>>>>
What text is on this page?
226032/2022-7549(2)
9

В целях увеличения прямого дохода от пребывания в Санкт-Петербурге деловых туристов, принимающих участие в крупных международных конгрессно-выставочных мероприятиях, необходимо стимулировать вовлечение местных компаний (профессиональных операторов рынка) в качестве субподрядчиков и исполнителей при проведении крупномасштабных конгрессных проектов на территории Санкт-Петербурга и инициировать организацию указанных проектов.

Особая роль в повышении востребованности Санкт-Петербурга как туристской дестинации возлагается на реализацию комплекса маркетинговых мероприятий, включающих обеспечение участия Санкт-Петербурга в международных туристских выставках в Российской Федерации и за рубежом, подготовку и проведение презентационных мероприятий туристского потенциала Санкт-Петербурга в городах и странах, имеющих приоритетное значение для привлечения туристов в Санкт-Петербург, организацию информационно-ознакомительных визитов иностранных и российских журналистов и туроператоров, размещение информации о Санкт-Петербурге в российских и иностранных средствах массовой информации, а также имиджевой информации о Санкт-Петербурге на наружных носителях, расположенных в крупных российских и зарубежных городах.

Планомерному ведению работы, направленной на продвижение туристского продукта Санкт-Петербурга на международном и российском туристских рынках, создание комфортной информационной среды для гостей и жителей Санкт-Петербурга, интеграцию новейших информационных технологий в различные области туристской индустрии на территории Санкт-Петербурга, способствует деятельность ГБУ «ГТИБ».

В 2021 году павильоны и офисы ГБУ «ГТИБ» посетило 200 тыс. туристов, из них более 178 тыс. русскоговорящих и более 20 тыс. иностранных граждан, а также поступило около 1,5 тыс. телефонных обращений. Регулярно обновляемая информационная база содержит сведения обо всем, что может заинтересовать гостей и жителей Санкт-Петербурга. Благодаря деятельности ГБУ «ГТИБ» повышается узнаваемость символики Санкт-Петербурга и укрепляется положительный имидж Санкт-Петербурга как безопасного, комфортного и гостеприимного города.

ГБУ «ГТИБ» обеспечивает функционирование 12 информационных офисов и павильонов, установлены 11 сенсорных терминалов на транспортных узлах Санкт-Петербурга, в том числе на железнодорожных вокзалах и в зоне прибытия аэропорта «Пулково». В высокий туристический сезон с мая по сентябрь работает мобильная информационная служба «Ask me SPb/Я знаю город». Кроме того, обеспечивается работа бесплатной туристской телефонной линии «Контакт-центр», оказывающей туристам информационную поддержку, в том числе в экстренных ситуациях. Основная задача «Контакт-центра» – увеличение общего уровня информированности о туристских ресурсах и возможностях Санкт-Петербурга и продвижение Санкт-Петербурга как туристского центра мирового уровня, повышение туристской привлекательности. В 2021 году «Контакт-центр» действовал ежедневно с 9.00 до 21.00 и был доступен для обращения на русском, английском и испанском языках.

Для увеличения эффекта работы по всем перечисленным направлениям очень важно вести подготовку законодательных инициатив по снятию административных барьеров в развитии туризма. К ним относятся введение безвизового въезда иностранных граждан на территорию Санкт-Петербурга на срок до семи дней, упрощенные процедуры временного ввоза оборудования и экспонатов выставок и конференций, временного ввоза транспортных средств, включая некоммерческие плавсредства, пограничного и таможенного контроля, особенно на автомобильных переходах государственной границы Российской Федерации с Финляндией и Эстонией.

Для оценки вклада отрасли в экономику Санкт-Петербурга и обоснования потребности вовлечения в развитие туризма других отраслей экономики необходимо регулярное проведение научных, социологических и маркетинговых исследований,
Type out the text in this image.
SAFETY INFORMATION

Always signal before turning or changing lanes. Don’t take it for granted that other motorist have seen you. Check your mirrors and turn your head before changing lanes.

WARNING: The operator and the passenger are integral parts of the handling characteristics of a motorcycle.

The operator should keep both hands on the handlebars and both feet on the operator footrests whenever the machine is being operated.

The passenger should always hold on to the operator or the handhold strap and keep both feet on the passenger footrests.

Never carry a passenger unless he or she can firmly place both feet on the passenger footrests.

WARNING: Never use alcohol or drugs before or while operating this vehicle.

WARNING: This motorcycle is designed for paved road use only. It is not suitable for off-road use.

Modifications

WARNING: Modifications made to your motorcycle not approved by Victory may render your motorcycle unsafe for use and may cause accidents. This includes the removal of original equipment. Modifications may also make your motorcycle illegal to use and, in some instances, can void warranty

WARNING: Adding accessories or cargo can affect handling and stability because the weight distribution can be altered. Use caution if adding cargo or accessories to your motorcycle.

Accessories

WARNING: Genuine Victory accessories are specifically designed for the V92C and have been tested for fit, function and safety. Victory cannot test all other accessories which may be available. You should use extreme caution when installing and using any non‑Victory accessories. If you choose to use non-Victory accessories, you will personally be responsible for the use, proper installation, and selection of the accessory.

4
<<<<
> TASK TO COMPLETE: Check all the records above and select each line where the string "your" is found.

> FULL ANSWER:
Always signal before turning or changing lanes. Don’t take it for granted that other motorist have seen you. Check your mirrors and turn your head before changing lanes.
WARNING: Modifications made to your motorcycle not approved by Victory may render your motorcycle unsafe for use and may cause accidents. This includes the removal of original equipment. Modifications may also make your motorcycle illegal to use and, in some instances, can void warranty
WARNING: Adding accessories or cargo can affect handling and stability because the weight distribution can be altered. Use caution if adding cargo or accessories to your motorcycle.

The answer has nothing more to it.